__Short task__
Identify the lines that contain the string "value", then copy each of them.

============================================================

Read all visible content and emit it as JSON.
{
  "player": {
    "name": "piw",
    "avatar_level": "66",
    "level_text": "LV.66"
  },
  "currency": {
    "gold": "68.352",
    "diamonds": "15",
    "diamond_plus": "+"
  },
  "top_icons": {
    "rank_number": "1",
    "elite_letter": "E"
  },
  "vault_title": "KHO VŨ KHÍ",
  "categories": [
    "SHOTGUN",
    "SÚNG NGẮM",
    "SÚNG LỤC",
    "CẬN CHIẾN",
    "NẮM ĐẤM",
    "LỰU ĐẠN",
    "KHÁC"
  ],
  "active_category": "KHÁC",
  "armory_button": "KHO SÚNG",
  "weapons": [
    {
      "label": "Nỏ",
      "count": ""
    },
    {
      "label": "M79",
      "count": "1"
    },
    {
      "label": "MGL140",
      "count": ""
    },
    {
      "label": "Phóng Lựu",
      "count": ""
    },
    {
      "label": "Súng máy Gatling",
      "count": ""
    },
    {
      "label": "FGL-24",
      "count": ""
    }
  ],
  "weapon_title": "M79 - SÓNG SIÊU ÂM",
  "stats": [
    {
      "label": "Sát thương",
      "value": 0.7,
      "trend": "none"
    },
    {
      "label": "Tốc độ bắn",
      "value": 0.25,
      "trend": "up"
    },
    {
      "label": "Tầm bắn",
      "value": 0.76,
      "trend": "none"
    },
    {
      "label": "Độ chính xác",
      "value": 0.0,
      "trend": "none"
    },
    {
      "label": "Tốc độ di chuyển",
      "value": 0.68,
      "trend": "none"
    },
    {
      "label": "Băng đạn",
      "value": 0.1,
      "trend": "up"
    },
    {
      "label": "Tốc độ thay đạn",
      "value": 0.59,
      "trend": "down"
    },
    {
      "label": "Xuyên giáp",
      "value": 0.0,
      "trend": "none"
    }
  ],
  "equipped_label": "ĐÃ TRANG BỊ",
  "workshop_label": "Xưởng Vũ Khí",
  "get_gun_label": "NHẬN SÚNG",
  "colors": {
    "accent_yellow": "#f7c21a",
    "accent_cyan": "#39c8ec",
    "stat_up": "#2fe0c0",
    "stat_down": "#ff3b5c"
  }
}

============================================================

__Exercise result__
      "value": 0.7,
      "value": 0.25,
      "value": 0.76,
      "value": 0.0,
      "value": 0.68,
      "value": 0.1,
      "value": 0.59,
      "value": 0.0,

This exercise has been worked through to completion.